▸ **ENTRIES**:
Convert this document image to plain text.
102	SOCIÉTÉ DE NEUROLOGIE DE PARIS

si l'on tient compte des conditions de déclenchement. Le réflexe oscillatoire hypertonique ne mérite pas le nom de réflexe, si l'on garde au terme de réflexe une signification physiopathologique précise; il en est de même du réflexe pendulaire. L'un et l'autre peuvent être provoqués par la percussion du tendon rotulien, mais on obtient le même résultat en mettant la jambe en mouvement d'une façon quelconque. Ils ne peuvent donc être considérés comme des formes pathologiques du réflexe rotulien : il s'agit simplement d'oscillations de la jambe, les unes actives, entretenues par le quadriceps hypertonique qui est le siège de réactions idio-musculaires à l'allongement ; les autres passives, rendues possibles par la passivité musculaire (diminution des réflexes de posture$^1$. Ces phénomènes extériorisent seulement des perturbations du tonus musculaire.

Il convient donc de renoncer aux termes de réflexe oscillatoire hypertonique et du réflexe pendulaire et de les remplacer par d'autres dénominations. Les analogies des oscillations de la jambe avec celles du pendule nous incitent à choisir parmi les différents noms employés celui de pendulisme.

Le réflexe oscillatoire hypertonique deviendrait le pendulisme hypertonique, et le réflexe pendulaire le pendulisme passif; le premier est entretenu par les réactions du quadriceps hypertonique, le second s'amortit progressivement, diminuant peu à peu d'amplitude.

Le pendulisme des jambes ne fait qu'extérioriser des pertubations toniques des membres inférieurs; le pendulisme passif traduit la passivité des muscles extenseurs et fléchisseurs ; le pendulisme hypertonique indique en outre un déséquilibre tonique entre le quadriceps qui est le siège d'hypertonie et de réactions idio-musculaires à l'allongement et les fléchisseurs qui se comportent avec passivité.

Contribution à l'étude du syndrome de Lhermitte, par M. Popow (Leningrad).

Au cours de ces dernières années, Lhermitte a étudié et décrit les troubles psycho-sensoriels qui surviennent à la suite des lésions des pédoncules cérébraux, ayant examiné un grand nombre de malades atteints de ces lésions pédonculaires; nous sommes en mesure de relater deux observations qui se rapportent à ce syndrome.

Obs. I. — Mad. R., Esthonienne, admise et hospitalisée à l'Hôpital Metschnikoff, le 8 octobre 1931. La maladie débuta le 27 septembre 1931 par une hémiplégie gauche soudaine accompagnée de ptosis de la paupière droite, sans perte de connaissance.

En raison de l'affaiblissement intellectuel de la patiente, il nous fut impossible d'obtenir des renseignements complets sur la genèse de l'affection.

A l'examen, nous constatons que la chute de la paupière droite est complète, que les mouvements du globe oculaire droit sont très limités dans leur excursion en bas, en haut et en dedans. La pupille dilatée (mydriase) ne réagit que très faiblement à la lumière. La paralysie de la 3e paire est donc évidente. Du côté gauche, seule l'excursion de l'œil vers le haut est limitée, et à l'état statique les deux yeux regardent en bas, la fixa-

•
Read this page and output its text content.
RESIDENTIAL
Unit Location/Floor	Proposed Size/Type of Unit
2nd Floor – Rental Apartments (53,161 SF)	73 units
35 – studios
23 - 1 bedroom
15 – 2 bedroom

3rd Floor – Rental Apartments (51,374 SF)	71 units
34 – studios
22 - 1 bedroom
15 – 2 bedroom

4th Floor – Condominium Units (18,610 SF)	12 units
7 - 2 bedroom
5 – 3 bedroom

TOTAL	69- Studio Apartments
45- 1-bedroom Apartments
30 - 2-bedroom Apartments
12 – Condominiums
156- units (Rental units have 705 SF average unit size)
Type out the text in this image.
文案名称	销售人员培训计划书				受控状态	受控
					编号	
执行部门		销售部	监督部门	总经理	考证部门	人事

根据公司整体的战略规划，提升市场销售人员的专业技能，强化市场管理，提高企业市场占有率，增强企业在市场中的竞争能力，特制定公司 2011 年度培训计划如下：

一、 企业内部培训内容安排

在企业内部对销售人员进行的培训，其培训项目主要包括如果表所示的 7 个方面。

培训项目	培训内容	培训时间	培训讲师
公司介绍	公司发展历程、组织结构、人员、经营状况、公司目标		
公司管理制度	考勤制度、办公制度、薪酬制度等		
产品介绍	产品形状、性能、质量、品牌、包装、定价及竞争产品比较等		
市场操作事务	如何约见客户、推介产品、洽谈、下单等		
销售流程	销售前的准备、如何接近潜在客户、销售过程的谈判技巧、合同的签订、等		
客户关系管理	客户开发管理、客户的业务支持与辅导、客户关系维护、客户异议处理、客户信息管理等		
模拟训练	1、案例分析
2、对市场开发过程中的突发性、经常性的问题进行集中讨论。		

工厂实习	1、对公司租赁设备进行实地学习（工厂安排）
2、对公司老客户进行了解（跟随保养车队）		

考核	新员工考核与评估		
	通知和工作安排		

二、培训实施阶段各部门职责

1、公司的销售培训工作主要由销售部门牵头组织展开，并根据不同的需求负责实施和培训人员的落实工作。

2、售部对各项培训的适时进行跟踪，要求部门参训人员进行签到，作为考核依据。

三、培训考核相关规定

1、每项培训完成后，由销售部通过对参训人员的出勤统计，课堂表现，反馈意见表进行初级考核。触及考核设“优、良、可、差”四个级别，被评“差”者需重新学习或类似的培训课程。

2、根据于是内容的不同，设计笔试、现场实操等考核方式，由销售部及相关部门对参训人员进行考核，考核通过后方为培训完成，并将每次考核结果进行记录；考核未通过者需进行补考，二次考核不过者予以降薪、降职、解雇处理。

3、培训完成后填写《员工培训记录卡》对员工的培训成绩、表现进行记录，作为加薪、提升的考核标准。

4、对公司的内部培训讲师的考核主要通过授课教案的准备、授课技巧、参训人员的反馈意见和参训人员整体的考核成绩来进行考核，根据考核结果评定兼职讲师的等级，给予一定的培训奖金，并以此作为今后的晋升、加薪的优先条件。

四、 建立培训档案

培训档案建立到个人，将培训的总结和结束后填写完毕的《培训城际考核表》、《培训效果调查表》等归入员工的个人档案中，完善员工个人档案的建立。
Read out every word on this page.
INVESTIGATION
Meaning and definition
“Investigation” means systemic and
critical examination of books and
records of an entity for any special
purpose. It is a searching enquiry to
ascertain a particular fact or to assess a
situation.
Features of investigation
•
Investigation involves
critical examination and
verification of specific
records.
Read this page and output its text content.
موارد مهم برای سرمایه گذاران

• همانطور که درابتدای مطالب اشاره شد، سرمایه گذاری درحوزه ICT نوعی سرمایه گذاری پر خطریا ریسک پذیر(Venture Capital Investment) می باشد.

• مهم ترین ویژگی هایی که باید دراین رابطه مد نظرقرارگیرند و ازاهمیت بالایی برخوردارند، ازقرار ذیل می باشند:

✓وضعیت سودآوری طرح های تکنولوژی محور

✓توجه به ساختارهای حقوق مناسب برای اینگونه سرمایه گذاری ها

▸ **INSTRUCTION**: Print the material once more, exactly.

▸ **FINISHED TASK**:
Convert this document image to plain text.
102	SOCIÉTÉ DE NEUROLOGIE DE PARIS

si l'on tient compte des conditions de déclenchement. Le réflexe oscillatoire hypertonique ne mérite pas le nom de réflexe, si l'on garde au terme de réflexe une signification physiopathologique précise; il en est de même du réflexe pendulaire. L'un et l'autre peuvent être provoqués par la percussion du tendon rotulien, mais on obtient le même résultat en mettant la jambe en mouvement d'une façon quelconque. Ils ne peuvent donc être considérés comme des formes pathologiques du réflexe rotulien : il s'agit simplement d'oscillations de la jambe, les unes actives, entretenues par le quadriceps hypertonique qui est le siège de réactions idio-musculaires à l'allongement ; les autres passives, rendues possibles par la passivité musculaire (diminution des réflexes de posture$^1$. Ces phénomènes extériorisent seulement des perturbations du tonus musculaire.

Il convient donc de renoncer aux termes de réflexe oscillatoire hypertonique et du réflexe pendulaire et de les remplacer par d'autres dénominations. Les analogies des oscillations de la jambe avec celles du pendule nous incitent à choisir parmi les différents noms employés celui de pendulisme.

Le réflexe oscillatoire hypertonique deviendrait le pendulisme hypertonique, et le réflexe pendulaire le pendulisme passif; le premier est entretenu par les réactions du quadriceps hypertonique, le second s'amortit progressivement, diminuant peu à peu d'amplitude.

Le pendulisme des jambes ne fait qu'extérioriser des pertubations toniques des membres inférieurs; le pendulisme passif traduit la passivité des muscles extenseurs et fléchisseurs ; le pendulisme hypertonique indique en outre un déséquilibre tonique entre le quadriceps qui est le siège d'hypertonie et de réactions idio-musculaires à l'allongement et les fléchisseurs qui se comportent avec passivité.

Contribution à l'étude du syndrome de Lhermitte, par M. Popow (Leningrad).

Au cours de ces dernières années, Lhermitte a étudié et décrit les troubles psycho-sensoriels qui surviennent à la suite des lésions des pédoncules cérébraux, ayant examiné un grand nombre de malades atteints de ces lésions pédonculaires; nous sommes en mesure de relater deux observations qui se rapportent à ce syndrome.

Obs. I. — Mad. R., Esthonienne, admise et hospitalisée à l'Hôpital Metschnikoff, le 8 octobre 1931. La maladie débuta le 27 septembre 1931 par une hémiplégie gauche soudaine accompagnée de ptosis de la paupière droite, sans perte de connaissance.

En raison de l'affaiblissement intellectuel de la patiente, il nous fut impossible d'obtenir des renseignements complets sur la genèse de l'affection.

A l'examen, nous constatons que la chute de la paupière droite est complète, que les mouvements du globe oculaire droit sont très limités dans leur excursion en bas, en haut et en dedans. La pupille dilatée (mydriase) ne réagit que très faiblement à la lumière. La paralysie de la 3e paire est donc évidente. Du côté gauche, seule l'excursion de l'œil vers le haut est limitée, et à l'état statique les deux yeux regardent en bas, la fixa-

•
Read this page and output its text content.
RESIDENTIAL
Unit Location/Floor	Proposed Size/Type of Unit
2nd Floor – Rental Apartments (53,161 SF)	73 units
35 – studios
23 - 1 bedroom
15 – 2 bedroom

3rd Floor – Rental Apartments (51,374 SF)	71 units
34 – studios
22 - 1 bedroom
15 – 2 bedroom

4th Floor – Condominium Units (18,610 SF)	12 units
7 - 2 bedroom
5 – 3 bedroom

TOTAL	69- Studio Apartments
45- 1-bedroom Apartments
30 - 2-bedroom Apartments
12 – Condominiums
156- units (Rental units have 705 SF average unit size)
Type out the text in this image.
文案名称	销售人员培训计划书				受控状态	受控
					编号	
执行部门		销售部	监督部门	总经理	考证部门	人事

根据公司整体的战略规划，提升市场销售人员的专业技能，强化市场管理，提高企业市场占有率，增强企业在市场中的竞争能力，特制定公司 2011 年度培训计划如下：

一、 企业内部培训内容安排

在企业内部对销售人员进行的培训，其培训项目主要包括如果表所示的 7 个方面。

培训项目	培训内容	培训时间	培训讲师
公司介绍	公司发展历程、组织结构、人员、经营状况、公司目标		
公司管理制度	考勤制度、办公制度、薪酬制度等		
产品介绍	产品形状、性能、质量、品牌、包装、定价及竞争产品比较等		
市场操作事务	如何约见客户、推介产品、洽谈、下单等		
销售流程	销售前的准备、如何接近潜在客户、销售过程的谈判技巧、合同的签订、等		
客户关系管理	客户开发管理、客户的业务支持与辅导、客户关系维护、客户异议处理、客户信息管理等		
模拟训练	1、案例分析
2、对市场开发过程中的突发性、经常性的问题进行集中讨论。		

工厂实习	1、对公司租赁设备进行实地学习（工厂安排）
2、对公司老客户进行了解（跟随保养车队）		

考核	新员工考核与评估		
	通知和工作安排		

二、培训实施阶段各部门职责

1、公司的销售培训工作主要由销售部门牵头组织展开，并根据不同的需求负责实施和培训人员的落实工作。

2、售部对各项培训的适时进行跟踪，要求部门参训人员进行签到，作为考核依据。

三、培训考核相关规定

1、每项培训完成后，由销售部通过对参训人员的出勤统计，课堂表现，反馈意见表进行初级考核。触及考核设“优、良、可、差”四个级别，被评“差”者需重新学习或类似的培训课程。

2、根据于是内容的不同，设计笔试、现场实操等考核方式，由销售部及相关部门对参训人员进行考核，考核通过后方为培训完成，并将每次考核结果进行记录；考核未通过者需进行补考，二次考核不过者予以降薪、降职、解雇处理。

3、培训完成后填写《员工培训记录卡》对员工的培训成绩、表现进行记录，作为加薪、提升的考核标准。

4、对公司的内部培训讲师的考核主要通过授课教案的准备、授课技巧、参训人员的反馈意见和参训人员整体的考核成绩来进行考核，根据考核结果评定兼职讲师的等级，给予一定的培训奖金，并以此作为今后的晋升、加薪的优先条件。

四、 建立培训档案

培训档案建立到个人，将培训的总结和结束后填写完毕的《培训城际考核表》、《培训效果调查表》等归入员工的个人档案中，完善员工个人档案的建立。
Read out every word on this page.
INVESTIGATION
Meaning and definition
“Investigation” means systemic and
critical examination of books and
records of an entity for any special
purpose. It is a searching enquiry to
ascertain a particular fact or to assess a
situation.
Features of investigation
•
Investigation involves
critical examination and
verification of specific
records.
Read this page and output its text content.
موارد مهم برای سرمایه گذاران

• همانطور که درابتدای مطالب اشاره شد، سرمایه گذاری درحوزه ICT نوعی سرمایه گذاری پر خطریا ریسک پذیر(Venture Capital Investment) می باشد.

• مهم ترین ویژگی هایی که باید دراین رابطه مد نظرقرارگیرند و ازاهمیت بالایی برخوردارند، ازقرار ذیل می باشند:

✓وضعیت سودآوری طرح های تکنولوژی محور

✓توجه به ساختارهای حقوق مناسب برای اینگونه سرمایه گذاری ها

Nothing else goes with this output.